From the entries below, say how many lines carry the word "data", and give nothing but the number.

● SUPPLIED INFORMATION:
------------------------------------

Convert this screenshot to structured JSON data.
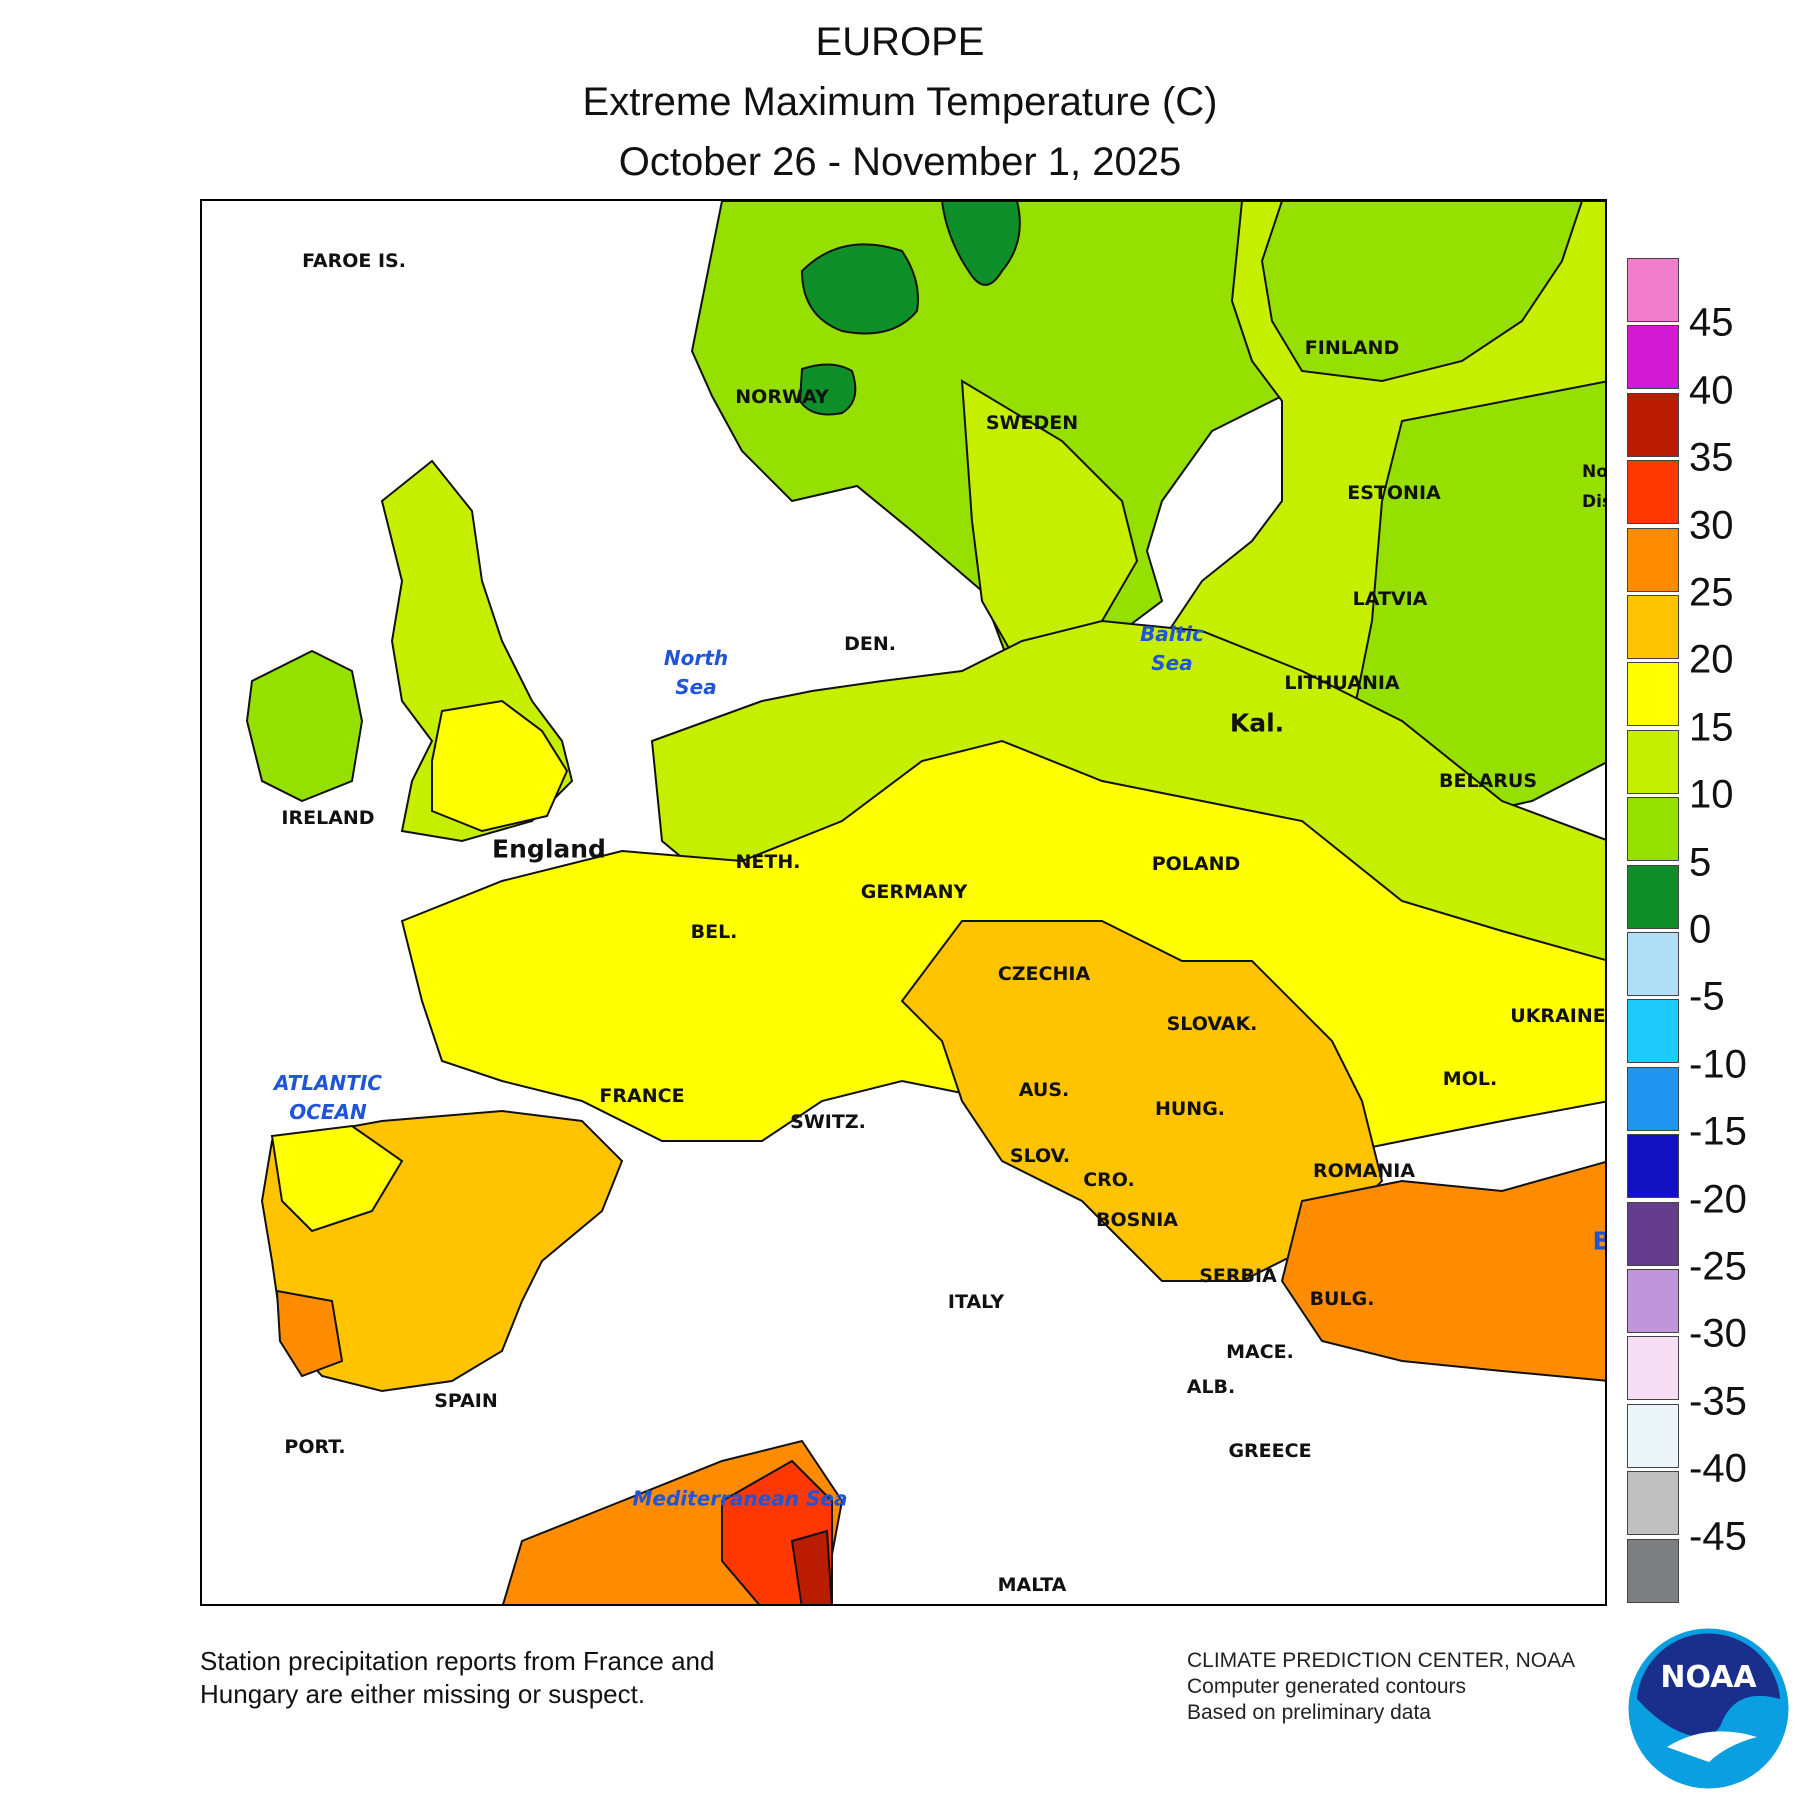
{
  "header": {
    "region": "EUROPE",
    "variable": "Extreme Maximum Temperature (C)",
    "period": "October 26 - November 1, 2025"
  },
  "map": {
    "country_labels": {
      "faroe": "FAROE IS.",
      "norway": "NORWAY",
      "sweden": "SWEDEN",
      "finland": "FINLAND",
      "northwest_district": "Northwest District",
      "estonia": "ESTONIA",
      "latvia": "LATVIA",
      "lithuania": "LITHUANIA",
      "kaliningrad": "Kal.",
      "belarus": "BELARUS",
      "denmark": "DEN.",
      "ireland": "IRELAND",
      "england": "England",
      "netherlands": "NETH.",
      "germany": "GERMANY",
      "poland": "POLAND",
      "belgium": "BEL.",
      "czechia": "CZECHIA",
      "ukraine": "UKRAINE",
      "slovakia": "SLOVAK.",
      "france": "FRANCE",
      "austria": "AUS.",
      "switzerland": "SWITZ.",
      "hungary": "HUNG.",
      "moldova": "MOL.",
      "slovenia": "SLOV.",
      "croatia": "CRO.",
      "romania": "ROMANIA",
      "bosnia": "BOSNIA",
      "serbia": "SERBIA",
      "italy": "ITALY",
      "bulgaria": "BULG.",
      "macedonia": "MACE.",
      "albania": "ALB.",
      "spain": "SPAIN",
      "portugal": "PORT.",
      "greece": "GREECE",
      "malta": "MALTA",
      "black_sea_partial": "B"
    },
    "water_labels": {
      "north_sea": [
        "North",
        "Sea"
      ],
      "baltic_sea": [
        "Baltic",
        "Sea"
      ],
      "atlantic": [
        "ATLANTIC",
        "OCEAN"
      ],
      "mediterranean": "Mediterranean Sea"
    },
    "temperature_bands_c": [
      {
        "range": [
          0,
          5
        ],
        "color": "#0f8f2a"
      },
      {
        "range": [
          5,
          10
        ],
        "color": "#95e000"
      },
      {
        "range": [
          10,
          15
        ],
        "color": "#c6ef00"
      },
      {
        "range": [
          15,
          20
        ],
        "color": "#ffff00"
      },
      {
        "range": [
          20,
          25
        ],
        "color": "#ffc300"
      },
      {
        "range": [
          25,
          30
        ],
        "color": "#ff8c00"
      },
      {
        "range": [
          30,
          35
        ],
        "color": "#ff3700"
      },
      {
        "range": [
          35,
          40
        ],
        "color": "#b91c00"
      }
    ]
  },
  "legend": {
    "swatches": [
      {
        "color": "#f07ecb"
      },
      {
        "color": "#d21ad2"
      },
      {
        "color": "#b91c00"
      },
      {
        "color": "#ff3700"
      },
      {
        "color": "#ff8c00"
      },
      {
        "color": "#ffc300"
      },
      {
        "color": "#ffff00"
      },
      {
        "color": "#c6ef00"
      },
      {
        "color": "#95e000"
      },
      {
        "color": "#0f8f2a"
      },
      {
        "color": "#b0def4"
      },
      {
        "color": "#1ec9fb"
      },
      {
        "color": "#2196f0"
      },
      {
        "color": "#1212c2"
      },
      {
        "color": "#653d8f"
      },
      {
        "color": "#c095d9"
      },
      {
        "color": "#f5ddf3"
      },
      {
        "color": "#ecf6fa"
      },
      {
        "color": "#c0c0c0"
      },
      {
        "color": "#7b7f7f"
      }
    ],
    "ticks": [
      "45",
      "40",
      "35",
      "30",
      "25",
      "20",
      "15",
      "10",
      "5",
      "0",
      "-5",
      "-10",
      "-15",
      "-20",
      "-25",
      "-30",
      "-35",
      "-40",
      "-45"
    ]
  },
  "footer": {
    "note_line1": "Station precipitation reports from France and",
    "note_line2": "Hungary are either missing or suspect.",
    "credit_line1": "CLIMATE PREDICTION CENTER, NOAA",
    "credit_line2": "Computer generated contours",
    "credit_line3": "Based on preliminary data",
    "logo_text": "NOAA"
  }
}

------------------------------------

● OUTPUT FOR THIS TASK:
2